Selected extract ::

Materials and Methods

Metallic Co-coated materials were produced by coating 0.2-mm-thick sheets of the ferritic stainless steel Sanergy HT (chemical composition shown in Table 1) with 200-, 600-, 1000-, and 1500-nm Co. For comparison, the ferritic stainless steel Crofer 22 APU (thickness 0.3 mm), coated with 1500-nm Co, was investigated. The Co-coatings were prepared by Sandvik Materials Technology using a physical vapour deposition (PVD) process. The sample size was 15 × 15 mm2, and prior to exposure, all samples were cleaned in acetone and ethanol using an ultrasonic bath. All samples were exposed in an as-received state, i.e. no further treatments were carried out before exposure. The exposure environment was stagnant laboratory air, and the temperature for all exposures was 650 °C. The 168- and 500-h isothermal exposures were carried out twice to ensure repeatability.
Table 1

Composition of the two studied ferritic stainless steels in wt% as specified by the manufacturers of the batches used

 

Fe

Cr

C

Mn

Si

Al

Mo

Nb

Ti

RE

Sanergy HT (batch 518053)

Bal.

21.2

0.040

0.3

0.12

0.017

0.96

0.71

0.09

Zr

Crofer 22 APU (batch 1732288)

Bal.

22.9

0.004

0.38

0.01

0.01

  

0.06

La

In order to prevent metal–metal contact between the metallic Co-coating and the steel, a few uncoated Sanergy HT samples were oxidized for 3 min at 900 °C (stagnant laboratory air) before the steel was coated with 200- and 1500-nm Co (pre-oxidized material). Based on the extremely small mass gain after the very short pre-oxidation step (~0.006 mg/cm2), the oxide scale, which separates the steel from the Co-coating, is expected to be approximately 40 nm thick.

For area-specific resistance (ASR) measurements, platinum (Pt) was used as the electrode material. In order to minimize the effect of Pt on the oxide scale [35], ASR measurements were carried out ex situ on the samples isothermally exposed for 168 and 500 h at 650 °C. A sputter mask of 10 × 10 mm2 was placed on the samples exposed for 168 and 500 h, and a very thin layer of Pt was sputtered on top of the oxide scale of the sample. After the sputtering step, the sputtered area was painted with a Pt paste (Metalor 6926). These samples were then dried for 10 min at 150 °C followed by a Pt sintering step for 1 h at 650 °C. A Probostat (NorECs, Norway) test cell, placed in a tubular furnace, was used to measure the ASR. DC resistance was measured using a Keithley 2400 source meter in four-point mode, and the applied current during each measurement was set to 100 mA/cm2. To check for semiconductive behaviour, the ASR was monitored as the samples cooled down. All ASR measurements were conducted in stagnant laboratory air.

The microstructure and chemical composition of the oxide scales were analysed in an FEI Quanta 200 FEG environmental scanning electron microscope (ESEM) equipped with an Oxford Instruments X-MaxN energy-dispersive X-ray spectroscopy (EDX) detector and INCAEnergy software. Cross sections were prepared by using a Leica TIC3X broad ion beam (BIB). A low-speed saw with a diamond blade was used to cut the sample in half to enable BIB-milled cross sections from the centre of the sample and not from the edges. For phase identification, X-ray diffraction (XRD) measurements were carried out using a Siemens D5000 diffractometer (Cu-Kα radiation).

Record set ::
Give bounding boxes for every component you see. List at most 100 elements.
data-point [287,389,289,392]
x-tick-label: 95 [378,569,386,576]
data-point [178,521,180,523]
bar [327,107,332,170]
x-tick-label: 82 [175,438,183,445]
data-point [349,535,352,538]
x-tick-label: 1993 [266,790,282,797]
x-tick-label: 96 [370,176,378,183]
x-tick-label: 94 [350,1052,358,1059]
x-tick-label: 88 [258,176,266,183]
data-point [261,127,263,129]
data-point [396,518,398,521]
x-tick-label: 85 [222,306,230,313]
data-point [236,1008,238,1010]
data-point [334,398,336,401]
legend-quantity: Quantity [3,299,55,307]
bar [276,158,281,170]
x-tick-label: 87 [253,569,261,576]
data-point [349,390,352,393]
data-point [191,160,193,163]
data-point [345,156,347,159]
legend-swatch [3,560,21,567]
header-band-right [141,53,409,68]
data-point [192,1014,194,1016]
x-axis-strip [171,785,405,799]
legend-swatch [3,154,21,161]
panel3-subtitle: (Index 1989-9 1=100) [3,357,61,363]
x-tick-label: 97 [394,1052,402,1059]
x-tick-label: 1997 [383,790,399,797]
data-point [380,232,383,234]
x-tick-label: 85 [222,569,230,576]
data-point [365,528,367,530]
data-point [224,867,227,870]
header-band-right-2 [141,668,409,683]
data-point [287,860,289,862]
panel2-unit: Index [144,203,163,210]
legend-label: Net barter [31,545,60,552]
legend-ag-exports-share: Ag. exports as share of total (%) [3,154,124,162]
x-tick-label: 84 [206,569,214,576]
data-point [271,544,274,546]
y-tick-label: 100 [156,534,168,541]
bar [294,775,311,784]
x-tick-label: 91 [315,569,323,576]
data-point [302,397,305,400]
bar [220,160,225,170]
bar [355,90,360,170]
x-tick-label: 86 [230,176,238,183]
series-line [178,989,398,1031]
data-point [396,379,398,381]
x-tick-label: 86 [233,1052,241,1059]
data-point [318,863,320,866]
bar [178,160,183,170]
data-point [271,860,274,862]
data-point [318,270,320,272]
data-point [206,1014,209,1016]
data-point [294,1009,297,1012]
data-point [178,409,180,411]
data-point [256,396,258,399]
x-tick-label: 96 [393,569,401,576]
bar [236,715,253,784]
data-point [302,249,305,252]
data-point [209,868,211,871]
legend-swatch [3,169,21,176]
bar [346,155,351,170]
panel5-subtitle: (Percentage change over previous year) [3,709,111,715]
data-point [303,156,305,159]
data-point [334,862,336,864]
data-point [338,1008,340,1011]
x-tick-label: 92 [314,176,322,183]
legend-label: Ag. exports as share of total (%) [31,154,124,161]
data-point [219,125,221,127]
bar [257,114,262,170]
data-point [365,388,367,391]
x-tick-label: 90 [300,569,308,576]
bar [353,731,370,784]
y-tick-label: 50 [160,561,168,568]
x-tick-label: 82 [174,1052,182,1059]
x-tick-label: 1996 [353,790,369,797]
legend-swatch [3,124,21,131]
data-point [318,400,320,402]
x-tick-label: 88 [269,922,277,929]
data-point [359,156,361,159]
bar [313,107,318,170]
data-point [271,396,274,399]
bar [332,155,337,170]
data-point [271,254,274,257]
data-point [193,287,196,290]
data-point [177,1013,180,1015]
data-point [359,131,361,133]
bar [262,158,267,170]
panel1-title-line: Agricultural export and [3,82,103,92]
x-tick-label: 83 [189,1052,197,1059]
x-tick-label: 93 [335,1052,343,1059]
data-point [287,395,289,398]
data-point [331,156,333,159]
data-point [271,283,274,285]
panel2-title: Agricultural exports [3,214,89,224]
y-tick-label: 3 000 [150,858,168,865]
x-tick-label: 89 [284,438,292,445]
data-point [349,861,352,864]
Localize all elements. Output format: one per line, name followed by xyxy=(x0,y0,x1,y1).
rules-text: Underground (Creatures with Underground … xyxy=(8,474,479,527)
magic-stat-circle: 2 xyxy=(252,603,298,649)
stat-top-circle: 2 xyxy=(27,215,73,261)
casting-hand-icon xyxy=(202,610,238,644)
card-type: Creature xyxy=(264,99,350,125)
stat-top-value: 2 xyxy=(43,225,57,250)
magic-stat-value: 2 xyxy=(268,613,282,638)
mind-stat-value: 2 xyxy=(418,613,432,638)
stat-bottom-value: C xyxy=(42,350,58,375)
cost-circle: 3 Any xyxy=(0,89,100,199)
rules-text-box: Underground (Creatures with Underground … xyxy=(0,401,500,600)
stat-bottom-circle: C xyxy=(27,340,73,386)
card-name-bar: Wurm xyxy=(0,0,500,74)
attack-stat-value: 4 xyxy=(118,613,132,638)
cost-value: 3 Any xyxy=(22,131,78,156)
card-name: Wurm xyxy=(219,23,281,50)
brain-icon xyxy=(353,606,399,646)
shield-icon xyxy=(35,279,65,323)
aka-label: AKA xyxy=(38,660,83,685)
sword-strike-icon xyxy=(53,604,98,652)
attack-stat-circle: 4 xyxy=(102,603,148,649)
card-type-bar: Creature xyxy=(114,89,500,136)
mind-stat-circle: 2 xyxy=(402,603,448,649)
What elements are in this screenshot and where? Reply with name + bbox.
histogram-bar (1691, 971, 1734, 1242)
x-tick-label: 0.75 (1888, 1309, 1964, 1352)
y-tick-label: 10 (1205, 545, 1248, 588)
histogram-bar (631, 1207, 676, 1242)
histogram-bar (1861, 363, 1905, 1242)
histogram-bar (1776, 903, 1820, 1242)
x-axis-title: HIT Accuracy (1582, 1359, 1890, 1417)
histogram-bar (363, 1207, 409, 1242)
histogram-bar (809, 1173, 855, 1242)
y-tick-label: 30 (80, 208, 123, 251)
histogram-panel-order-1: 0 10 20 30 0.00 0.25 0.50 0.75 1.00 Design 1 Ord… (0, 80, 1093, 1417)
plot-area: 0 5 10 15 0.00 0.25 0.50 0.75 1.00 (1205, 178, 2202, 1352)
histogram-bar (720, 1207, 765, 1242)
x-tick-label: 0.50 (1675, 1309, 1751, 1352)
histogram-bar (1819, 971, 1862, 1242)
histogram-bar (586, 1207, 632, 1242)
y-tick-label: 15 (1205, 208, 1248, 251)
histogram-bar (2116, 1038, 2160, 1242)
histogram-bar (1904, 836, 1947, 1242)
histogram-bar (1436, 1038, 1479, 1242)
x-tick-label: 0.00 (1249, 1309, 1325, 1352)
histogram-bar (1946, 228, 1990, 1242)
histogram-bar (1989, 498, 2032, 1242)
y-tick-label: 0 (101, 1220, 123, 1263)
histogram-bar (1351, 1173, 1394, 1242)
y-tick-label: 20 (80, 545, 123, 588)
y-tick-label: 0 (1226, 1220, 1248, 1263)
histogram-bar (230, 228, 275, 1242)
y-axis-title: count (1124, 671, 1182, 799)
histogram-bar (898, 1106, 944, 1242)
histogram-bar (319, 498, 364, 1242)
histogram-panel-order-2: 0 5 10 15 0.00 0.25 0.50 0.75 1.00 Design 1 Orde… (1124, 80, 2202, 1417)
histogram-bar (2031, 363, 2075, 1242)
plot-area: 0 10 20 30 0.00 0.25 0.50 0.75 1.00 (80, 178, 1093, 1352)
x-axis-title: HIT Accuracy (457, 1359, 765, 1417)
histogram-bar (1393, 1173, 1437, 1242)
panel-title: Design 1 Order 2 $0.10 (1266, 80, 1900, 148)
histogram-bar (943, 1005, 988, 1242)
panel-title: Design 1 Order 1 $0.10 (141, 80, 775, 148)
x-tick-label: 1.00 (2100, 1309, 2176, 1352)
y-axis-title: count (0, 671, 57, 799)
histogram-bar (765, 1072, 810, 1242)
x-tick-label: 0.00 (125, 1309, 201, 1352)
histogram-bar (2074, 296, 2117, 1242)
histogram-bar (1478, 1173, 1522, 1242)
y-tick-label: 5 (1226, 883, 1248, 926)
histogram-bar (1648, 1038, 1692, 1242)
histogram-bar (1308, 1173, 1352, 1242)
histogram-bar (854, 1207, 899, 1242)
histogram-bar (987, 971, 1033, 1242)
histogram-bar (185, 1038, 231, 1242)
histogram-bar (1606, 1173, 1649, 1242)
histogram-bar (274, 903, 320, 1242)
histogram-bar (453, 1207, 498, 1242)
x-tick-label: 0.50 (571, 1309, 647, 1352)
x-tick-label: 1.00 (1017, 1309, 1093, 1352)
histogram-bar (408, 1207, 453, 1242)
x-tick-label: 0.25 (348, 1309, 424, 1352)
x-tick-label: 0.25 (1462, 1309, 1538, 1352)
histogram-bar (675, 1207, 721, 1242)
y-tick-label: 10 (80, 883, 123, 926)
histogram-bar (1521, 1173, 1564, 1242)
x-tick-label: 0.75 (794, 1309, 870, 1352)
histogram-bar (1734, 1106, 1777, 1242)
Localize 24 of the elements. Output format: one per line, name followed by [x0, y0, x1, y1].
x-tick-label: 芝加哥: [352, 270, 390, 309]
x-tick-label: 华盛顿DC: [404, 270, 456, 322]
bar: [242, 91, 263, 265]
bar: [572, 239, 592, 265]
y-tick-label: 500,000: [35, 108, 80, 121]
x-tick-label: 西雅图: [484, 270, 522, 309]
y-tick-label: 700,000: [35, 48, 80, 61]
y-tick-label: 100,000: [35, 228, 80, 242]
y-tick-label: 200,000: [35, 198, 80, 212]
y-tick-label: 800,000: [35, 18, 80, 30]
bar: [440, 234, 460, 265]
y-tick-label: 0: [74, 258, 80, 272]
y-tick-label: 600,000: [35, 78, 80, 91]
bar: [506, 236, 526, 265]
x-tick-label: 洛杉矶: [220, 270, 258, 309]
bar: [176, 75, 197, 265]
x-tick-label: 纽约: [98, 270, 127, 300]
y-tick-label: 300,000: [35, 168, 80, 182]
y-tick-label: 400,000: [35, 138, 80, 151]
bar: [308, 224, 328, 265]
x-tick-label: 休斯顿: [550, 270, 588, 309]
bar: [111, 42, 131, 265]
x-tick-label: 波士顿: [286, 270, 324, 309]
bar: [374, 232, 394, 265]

Given instruction 1 :: In the materials and methods section, reproduce everything from "Metallic Co-coated materials" down to "to ensure repeatability.", replacing "acetone" with "isopropanol".
Given instruction 2 :: Summarize the materials and methods section in three sentences.

Correct output 1 ::
Metallic Co-coated materials were produced by coating 0.2-mm-thick sheets of the ferritic stainless steel Sanergy HT (chemical composition shown in Table 1) with 200-, 600-, 1000-, and 1500-nm Co. For comparison, the ferritic stainless steel Crofer 22 APU (thickness 0.3 mm), coated with 1500-nm Co, was investigated. The Co-coatings were prepared by Sandvik Materials Technology using a physical vapour deposition (PVD) process. The sample size was 15 × 15 mm2, and prior to exposure, all samples were cleaned in isopropanol and ethanol using an ultrasonic bath. All samples were exposed in an as-received state, i.e. no further treatments were carried out before exposure. The exposure environment was stagnant laboratory air, and the temperature for all exposures was 650 °C. The 168- and 500-h isothermal exposures were carried out twice to ensure repeatability.

Correct output 2 :: Sheets of the ferritic stainless steel Sanergy HT were coated with Co of 200 to 1500 nm by physical vapour deposition and exposed in stagnant laboratory air at 650 °C, with Co-coated Crofer 22 APU investigated for comparison and some Sanergy HT pre-oxidized before coating to prevent metal–metal contact. Area-specific resistance was measured ex situ on samples exposed for 168 and 500 h, using sputtered and painted platinum electrodes in a Probostat test cell with a Keithley 2400 source meter in four-point mode. The microstructure and chemical composition of the oxide scales were analysed by scanning electron microscopy with EDX on broad-ion-beam cross sections, and phases were identified by X-ray diffraction.